Work instructions. Return the records, each one exactly as written.

Data shown.
::::::::

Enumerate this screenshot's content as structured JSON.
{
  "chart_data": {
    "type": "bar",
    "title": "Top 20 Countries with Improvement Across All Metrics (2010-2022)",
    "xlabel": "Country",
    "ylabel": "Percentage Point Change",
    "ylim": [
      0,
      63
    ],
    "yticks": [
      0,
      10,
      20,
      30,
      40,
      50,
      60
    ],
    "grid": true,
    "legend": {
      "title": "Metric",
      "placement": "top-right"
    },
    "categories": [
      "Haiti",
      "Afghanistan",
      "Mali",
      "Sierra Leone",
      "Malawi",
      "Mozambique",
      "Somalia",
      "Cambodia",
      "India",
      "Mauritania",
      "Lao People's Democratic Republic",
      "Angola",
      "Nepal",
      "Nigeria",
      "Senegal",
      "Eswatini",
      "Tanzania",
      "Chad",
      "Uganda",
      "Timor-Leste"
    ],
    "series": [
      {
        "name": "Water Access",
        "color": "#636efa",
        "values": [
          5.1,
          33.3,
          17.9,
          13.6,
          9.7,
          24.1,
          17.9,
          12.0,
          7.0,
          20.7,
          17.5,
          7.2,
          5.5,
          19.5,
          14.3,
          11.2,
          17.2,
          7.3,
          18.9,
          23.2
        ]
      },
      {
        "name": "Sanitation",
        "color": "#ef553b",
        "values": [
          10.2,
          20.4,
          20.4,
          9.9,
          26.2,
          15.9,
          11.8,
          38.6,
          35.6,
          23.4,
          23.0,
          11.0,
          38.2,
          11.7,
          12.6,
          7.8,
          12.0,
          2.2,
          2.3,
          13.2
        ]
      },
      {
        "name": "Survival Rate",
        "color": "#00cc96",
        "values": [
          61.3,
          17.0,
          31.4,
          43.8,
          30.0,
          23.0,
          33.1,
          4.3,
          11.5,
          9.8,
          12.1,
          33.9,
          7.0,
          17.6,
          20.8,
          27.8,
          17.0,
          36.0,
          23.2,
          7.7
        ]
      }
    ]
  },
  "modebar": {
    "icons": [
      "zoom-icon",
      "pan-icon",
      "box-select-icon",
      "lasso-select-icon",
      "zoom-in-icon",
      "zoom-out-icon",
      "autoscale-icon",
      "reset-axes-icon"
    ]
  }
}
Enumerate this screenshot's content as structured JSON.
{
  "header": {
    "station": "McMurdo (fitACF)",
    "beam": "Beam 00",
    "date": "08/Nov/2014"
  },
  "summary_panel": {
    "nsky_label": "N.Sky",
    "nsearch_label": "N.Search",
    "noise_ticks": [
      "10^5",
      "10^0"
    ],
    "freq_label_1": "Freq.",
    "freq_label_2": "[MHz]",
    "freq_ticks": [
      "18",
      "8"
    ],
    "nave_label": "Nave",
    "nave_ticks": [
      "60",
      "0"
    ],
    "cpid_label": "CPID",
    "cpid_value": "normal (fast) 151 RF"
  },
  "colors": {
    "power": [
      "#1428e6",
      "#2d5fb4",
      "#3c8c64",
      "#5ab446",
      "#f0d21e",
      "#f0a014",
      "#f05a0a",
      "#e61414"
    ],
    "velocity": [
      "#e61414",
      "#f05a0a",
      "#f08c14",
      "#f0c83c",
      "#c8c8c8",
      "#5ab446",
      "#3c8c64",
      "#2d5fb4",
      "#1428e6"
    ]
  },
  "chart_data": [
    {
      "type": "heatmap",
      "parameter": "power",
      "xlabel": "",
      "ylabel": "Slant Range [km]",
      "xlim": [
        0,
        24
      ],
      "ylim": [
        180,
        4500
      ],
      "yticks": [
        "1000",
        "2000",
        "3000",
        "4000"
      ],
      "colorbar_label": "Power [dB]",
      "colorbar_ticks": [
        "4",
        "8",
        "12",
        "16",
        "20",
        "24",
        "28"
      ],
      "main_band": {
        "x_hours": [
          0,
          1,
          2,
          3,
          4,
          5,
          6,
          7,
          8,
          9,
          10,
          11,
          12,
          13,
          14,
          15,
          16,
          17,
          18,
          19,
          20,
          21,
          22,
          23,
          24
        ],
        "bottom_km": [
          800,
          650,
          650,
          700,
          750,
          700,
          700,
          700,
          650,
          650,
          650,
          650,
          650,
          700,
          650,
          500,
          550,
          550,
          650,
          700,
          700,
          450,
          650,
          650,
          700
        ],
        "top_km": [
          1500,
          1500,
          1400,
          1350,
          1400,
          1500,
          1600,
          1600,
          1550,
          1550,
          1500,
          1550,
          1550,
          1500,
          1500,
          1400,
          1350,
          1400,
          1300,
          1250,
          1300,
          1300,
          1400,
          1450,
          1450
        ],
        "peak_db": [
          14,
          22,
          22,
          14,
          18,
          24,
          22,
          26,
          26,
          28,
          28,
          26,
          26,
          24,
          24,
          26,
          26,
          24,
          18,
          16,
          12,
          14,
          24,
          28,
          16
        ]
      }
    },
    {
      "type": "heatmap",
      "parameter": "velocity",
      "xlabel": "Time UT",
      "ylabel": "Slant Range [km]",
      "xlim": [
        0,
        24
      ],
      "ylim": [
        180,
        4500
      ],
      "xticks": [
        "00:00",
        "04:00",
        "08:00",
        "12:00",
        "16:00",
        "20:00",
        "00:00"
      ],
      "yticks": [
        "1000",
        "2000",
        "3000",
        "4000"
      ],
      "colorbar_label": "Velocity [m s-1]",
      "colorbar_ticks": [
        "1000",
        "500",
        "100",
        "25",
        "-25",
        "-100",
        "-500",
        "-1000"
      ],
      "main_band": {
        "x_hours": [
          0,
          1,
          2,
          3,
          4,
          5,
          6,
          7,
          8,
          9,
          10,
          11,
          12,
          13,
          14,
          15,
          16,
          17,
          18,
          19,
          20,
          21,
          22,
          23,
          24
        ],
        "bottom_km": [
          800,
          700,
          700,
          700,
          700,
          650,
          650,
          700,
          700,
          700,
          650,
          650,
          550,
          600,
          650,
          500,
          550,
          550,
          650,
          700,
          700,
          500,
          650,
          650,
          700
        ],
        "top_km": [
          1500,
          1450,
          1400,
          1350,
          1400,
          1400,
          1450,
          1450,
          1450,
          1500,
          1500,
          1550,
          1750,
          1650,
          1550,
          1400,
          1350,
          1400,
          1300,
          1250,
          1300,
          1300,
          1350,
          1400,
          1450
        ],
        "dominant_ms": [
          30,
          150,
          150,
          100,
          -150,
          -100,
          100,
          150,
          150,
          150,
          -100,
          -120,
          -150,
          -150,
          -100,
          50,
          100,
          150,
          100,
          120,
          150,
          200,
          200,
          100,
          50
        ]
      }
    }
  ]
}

::::::::

Finished answer.
Enumerate this screenshot's content as structured JSON.
{
  "chart_data": {
    "type": "bar",
    "title": "Top 20 Countries with Improvement Across All Metrics (2010-2022)",
    "xlabel": "Country",
    "ylabel": "Percentage Point Change",
    "ylim": [
      0,
      63
    ],
    "yticks": [
      0,
      10,
      20,
      30,
      40,
      50,
      60
    ],
    "grid": true,
    "legend": {
      "title": "Metric",
      "placement": "top-right"
    },
    "categories": [
      "Haiti",
      "Afghanistan",
      "Mali",
      "Sierra Leone",
      "Malawi",
      "Mozambique",
      "Somalia",
      "Cambodia",
      "India",
      "Mauritania",
      "Lao People's Democratic Republic",
      "Angola",
      "Nepal",
      "Nigeria",
      "Senegal",
      "Eswatini",
      "Tanzania",
      "Chad",
      "Uganda",
      "Timor-Leste"
    ],
    "series": [
      {
        "name": "Water Access",
        "color": "#636efa",
        "values": [
          5.1,
          33.3,
          17.9,
          13.6,
          9.7,
          24.1,
          17.9,
          12.0,
          7.0,
          20.7,
          17.5,
          7.2,
          5.5,
          19.5,
          14.3,
          11.2,
          17.2,
          7.3,
          18.9,
          23.2
        ]
      },
      {
        "name": "Sanitation",
        "color": "#ef553b",
        "values": [
          10.2,
          20.4,
          20.4,
          9.9,
          26.2,
          15.9,
          11.8,
          38.6,
          35.6,
          23.4,
          23.0,
          11.0,
          38.2,
          11.7,
          12.6,
          7.8,
          12.0,
          2.2,
          2.3,
          13.2
        ]
      },
      {
        "name": "Survival Rate",
        "color": "#00cc96",
        "values": [
          61.3,
          17.0,
          31.4,
          43.8,
          30.0,
          23.0,
          33.1,
          4.3,
          11.5,
          9.8,
          12.1,
          33.9,
          7.0,
          17.6,
          20.8,
          27.8,
          17.0,
          36.0,
          23.2,
          7.7
        ]
      }
    ]
  },
  "modebar": {
    "icons": [
      "zoom-icon",
      "pan-icon",
      "box-select-icon",
      "lasso-select-icon",
      "zoom-in-icon",
      "zoom-out-icon",
      "autoscale-icon",
      "reset-axes-icon"
    ]
  }
}
Enumerate this screenshot's content as structured JSON.
{
  "header": {
    "station": "McMurdo (fitACF)",
    "beam": "Beam 00",
    "date": "08/Nov/2014"
  },
  "summary_panel": {
    "nsky_label": "N.Sky",
    "nsearch_label": "N.Search",
    "noise_ticks": [
      "10^5",
      "10^0"
    ],
    "freq_label_1": "Freq.",
    "freq_label_2": "[MHz]",
    "freq_ticks": [
      "18",
      "8"
    ],
    "nave_label": "Nave",
    "nave_ticks": [
      "60",
      "0"
    ],
    "cpid_label": "CPID",
    "cpid_value": "normal (fast) 151 RF"
  },
  "colors": {
    "power": [
      "#1428e6",
      "#2d5fb4",
      "#3c8c64",
      "#5ab446",
      "#f0d21e",
      "#f0a014",
      "#f05a0a",
      "#e61414"
    ],
    "velocity": [
      "#e61414",
      "#f05a0a",
      "#f08c14",
      "#f0c83c",
      "#c8c8c8",
      "#5ab446",
      "#3c8c64",
      "#2d5fb4",
      "#1428e6"
    ]
  },
  "chart_data": [
    {
      "type": "heatmap",
      "parameter": "power",
      "xlabel": "",
      "ylabel": "Slant Range [km]",
      "xlim": [
        0,
        24
      ],
      "ylim": [
        180,
        4500
      ],
      "yticks": [
        "1000",
        "2000",
        "3000",
        "4000"
      ],
      "colorbar_label": "Power [dB]",
      "colorbar_ticks": [
        "4",
        "8",
        "12",
        "16",
        "20",
        "24",
        "28"
      ],
      "main_band": {
        "x_hours": [
          0,
          1,
          2,
          3,
          4,
          5,
          6,
          7,
          8,
          9,
          10,
          11,
          12,
          13,
          14,
          15,
          16,
          17,
          18,
          19,
          20,
          21,
          22,
          23,
          24
        ],
        "bottom_km": [
          800,
          650,
          650,
          700,
          750,
          700,
          700,
          700,
          650,
          650,
          650,
          650,
          650,
          700,
          650,
          500,
          550,
          550,
          650,
          700,
          700,
          450,
          650,
          650,
          700
        ],
        "top_km": [
          1500,
          1500,
          1400,
          1350,
          1400,
          1500,
          1600,
          1600,
          1550,
          1550,
          1500,
          1550,
          1550,
          1500,
          1500,
          1400,
          1350,
          1400,
          1300,
          1250,
          1300,
          1300,
          1400,
          1450,
          1450
        ],
        "peak_db": [
          14,
          22,
          22,
          14,
          18,
          24,
          22,
          26,
          26,
          28,
          28,
          26,
          26,
          24,
          24,
          26,
          26,
          24,
          18,
          16,
          12,
          14,
          24,
          28,
          16
        ]
      }
    },
    {
      "type": "heatmap",
      "parameter": "velocity",
      "xlabel": "Time UT",
      "ylabel": "Slant Range [km]",
      "xlim": [
        0,
        24
      ],
      "ylim": [
        180,
        4500
      ],
      "xticks": [
        "00:00",
        "04:00",
        "08:00",
        "12:00",
        "16:00",
        "20:00",
        "00:00"
      ],
      "yticks": [
        "1000",
        "2000",
        "3000",
        "4000"
      ],
      "colorbar_label": "Velocity [m s-1]",
      "colorbar_ticks": [
        "1000",
        "500",
        "100",
        "25",
        "-25",
        "-100",
        "-500",
        "-1000"
      ],
      "main_band": {
        "x_hours": [
          0,
          1,
          2,
          3,
          4,
          5,
          6,
          7,
          8,
          9,
          10,
          11,
          12,
          13,
          14,
          15,
          16,
          17,
          18,
          19,
          20,
          21,
          22,
          23,
          24
        ],
        "bottom_km": [
          800,
          700,
          700,
          700,
          700,
          650,
          650,
          700,
          700,
          700,
          650,
          650,
          550,
          600,
          650,
          500,
          550,
          550,
          650,
          700,
          700,
          500,
          650,
          650,
          700
        ],
        "top_km": [
          1500,
          1450,
          1400,
          1350,
          1400,
          1400,
          1450,
          1450,
          1450,
          1500,
          1500,
          1550,
          1750,
          1650,
          1550,
          1400,
          1350,
          1400,
          1300,
          1250,
          1300,
          1300,
          1350,
          1400,
          1450
        ],
        "dominant_ms": [
          30,
          150,
          150,
          100,
          -150,
          -100,
          100,
          150,
          150,
          150,
          -100,
          -120,
          -150,
          -150,
          -100,
          50,
          100,
          150,
          100,
          120,
          150,
          200,
          200,
          100,
          50
        ]
      }
    }
  ]
}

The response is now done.